■ JOB ■
Scan the entries and tally the lines that include the string "content". Reply with the figure alone.

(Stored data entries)
○ ○ ○ ○ ○
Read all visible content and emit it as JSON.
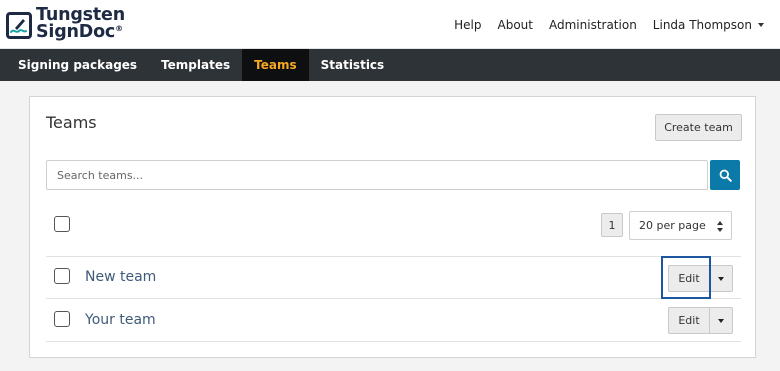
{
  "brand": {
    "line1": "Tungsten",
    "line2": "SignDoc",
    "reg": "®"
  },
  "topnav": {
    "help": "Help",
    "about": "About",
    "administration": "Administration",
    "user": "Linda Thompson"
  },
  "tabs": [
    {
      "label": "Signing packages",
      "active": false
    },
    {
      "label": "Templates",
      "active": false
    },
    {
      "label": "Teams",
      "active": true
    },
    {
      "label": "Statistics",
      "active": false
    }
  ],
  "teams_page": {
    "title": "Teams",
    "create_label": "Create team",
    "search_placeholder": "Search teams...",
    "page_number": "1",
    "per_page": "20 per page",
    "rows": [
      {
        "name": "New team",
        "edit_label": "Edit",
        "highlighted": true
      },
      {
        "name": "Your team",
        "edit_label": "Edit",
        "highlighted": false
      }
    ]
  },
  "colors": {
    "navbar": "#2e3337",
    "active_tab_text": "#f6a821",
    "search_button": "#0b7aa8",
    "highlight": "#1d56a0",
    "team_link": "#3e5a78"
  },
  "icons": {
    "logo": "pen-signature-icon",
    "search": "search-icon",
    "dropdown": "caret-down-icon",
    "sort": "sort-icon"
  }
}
○ ○ ○ ○ ○
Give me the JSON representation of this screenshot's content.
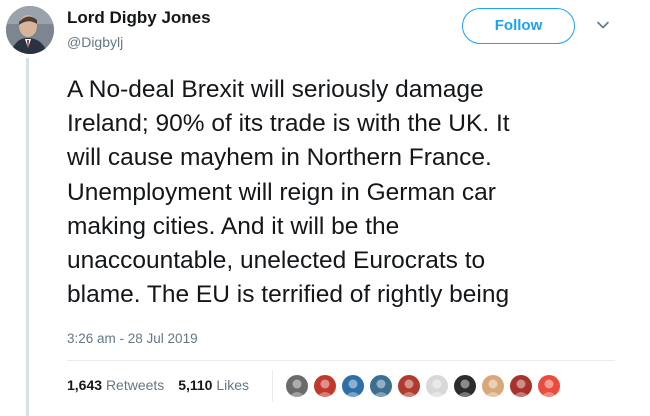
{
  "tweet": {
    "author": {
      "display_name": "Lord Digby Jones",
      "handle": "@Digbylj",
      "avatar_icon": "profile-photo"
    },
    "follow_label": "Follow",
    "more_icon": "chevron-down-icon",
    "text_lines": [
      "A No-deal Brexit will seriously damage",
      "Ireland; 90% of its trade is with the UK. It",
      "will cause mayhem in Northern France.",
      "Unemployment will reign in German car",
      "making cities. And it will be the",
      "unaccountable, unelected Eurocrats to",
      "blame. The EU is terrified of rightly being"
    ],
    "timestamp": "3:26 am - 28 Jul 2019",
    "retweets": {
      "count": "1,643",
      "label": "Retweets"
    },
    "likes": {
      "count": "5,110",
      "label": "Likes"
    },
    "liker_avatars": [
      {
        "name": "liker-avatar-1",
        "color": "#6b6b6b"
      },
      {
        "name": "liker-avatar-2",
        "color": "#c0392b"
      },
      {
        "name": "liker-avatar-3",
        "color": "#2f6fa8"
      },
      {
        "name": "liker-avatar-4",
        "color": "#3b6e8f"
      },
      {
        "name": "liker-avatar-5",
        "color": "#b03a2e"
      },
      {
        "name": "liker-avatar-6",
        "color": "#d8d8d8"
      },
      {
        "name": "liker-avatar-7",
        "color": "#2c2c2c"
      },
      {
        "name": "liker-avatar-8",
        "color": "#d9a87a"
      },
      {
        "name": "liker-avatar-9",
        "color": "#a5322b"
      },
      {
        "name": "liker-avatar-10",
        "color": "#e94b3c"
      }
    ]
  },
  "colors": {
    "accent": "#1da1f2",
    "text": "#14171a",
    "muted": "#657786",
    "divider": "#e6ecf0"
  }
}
○ ○ ○ ○ ○
■ EXERCISE OUTPUT ■
2